Each line containing the word "choose" needs to be copied.
-=-=-
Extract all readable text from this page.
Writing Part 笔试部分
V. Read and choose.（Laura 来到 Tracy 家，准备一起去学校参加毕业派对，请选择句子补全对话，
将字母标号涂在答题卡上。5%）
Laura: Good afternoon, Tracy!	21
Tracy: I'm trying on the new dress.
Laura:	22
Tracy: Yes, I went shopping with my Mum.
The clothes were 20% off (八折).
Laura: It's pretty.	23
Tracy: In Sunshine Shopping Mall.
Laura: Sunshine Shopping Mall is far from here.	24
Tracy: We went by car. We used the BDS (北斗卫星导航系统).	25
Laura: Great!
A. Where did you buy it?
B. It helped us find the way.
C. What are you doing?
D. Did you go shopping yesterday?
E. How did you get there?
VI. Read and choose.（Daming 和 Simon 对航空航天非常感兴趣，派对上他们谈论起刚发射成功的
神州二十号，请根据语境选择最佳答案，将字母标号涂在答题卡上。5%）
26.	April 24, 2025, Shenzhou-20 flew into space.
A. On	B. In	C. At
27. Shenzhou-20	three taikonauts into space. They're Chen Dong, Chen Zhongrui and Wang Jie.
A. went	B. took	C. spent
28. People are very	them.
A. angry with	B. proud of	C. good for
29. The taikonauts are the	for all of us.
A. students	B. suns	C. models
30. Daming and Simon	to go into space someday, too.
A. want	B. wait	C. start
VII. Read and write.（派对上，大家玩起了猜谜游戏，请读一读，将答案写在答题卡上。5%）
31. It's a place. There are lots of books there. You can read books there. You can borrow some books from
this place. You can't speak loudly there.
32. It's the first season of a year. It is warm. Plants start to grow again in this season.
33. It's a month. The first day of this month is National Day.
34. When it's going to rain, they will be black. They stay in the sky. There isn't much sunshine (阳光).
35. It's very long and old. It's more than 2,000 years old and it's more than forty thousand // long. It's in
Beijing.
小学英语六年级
-=-=-
* Task result *
V. Read and choose.（Laura 来到 Tracy 家，准备一起去学校参加毕业派对，请选择句子补全对话，
VI. Read and choose.（Daming 和 Simon 对航空航天非常感兴趣，派对上他们谈论起刚发射成功的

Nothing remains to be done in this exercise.